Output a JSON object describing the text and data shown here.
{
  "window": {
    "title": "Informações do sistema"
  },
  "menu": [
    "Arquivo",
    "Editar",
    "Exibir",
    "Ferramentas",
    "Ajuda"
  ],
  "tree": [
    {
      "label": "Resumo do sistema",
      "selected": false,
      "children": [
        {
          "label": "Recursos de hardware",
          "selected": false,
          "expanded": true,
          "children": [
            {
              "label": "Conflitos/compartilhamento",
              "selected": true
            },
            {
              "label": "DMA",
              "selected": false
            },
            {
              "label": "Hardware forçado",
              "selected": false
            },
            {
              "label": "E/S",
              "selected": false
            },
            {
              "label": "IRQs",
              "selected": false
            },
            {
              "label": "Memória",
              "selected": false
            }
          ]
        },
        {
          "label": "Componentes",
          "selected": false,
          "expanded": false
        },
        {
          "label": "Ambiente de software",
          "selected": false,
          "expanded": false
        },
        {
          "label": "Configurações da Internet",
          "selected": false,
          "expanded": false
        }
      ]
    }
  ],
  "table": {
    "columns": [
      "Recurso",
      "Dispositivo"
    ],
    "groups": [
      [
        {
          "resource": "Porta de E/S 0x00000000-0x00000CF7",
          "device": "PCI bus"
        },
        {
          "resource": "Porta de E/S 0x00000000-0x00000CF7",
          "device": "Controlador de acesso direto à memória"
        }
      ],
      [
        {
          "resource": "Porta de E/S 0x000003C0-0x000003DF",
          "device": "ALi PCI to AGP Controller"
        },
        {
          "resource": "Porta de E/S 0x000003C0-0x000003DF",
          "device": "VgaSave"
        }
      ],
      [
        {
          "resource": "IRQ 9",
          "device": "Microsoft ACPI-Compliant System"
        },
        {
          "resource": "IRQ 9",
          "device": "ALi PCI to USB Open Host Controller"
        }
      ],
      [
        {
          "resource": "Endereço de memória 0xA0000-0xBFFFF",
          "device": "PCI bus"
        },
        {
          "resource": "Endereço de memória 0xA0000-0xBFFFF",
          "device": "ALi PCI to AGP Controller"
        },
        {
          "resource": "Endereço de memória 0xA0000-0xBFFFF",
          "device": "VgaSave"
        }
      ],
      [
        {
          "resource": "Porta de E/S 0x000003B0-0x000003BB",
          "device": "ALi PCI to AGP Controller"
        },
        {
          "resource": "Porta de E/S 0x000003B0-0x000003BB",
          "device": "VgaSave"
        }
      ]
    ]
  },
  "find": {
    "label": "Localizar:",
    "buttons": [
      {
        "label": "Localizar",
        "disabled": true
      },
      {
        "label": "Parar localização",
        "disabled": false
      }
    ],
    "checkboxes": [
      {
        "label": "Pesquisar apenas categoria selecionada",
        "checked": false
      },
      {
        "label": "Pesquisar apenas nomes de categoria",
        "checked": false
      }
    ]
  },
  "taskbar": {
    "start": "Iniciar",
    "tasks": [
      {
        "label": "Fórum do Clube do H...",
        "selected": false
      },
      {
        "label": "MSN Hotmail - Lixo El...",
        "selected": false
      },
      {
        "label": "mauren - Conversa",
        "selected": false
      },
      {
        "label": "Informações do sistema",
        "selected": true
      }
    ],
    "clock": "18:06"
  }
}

········

AIM.
Give the count of lines in the data shown above that contain "categoria", and nothing else.

RESPONSE BELOW.
2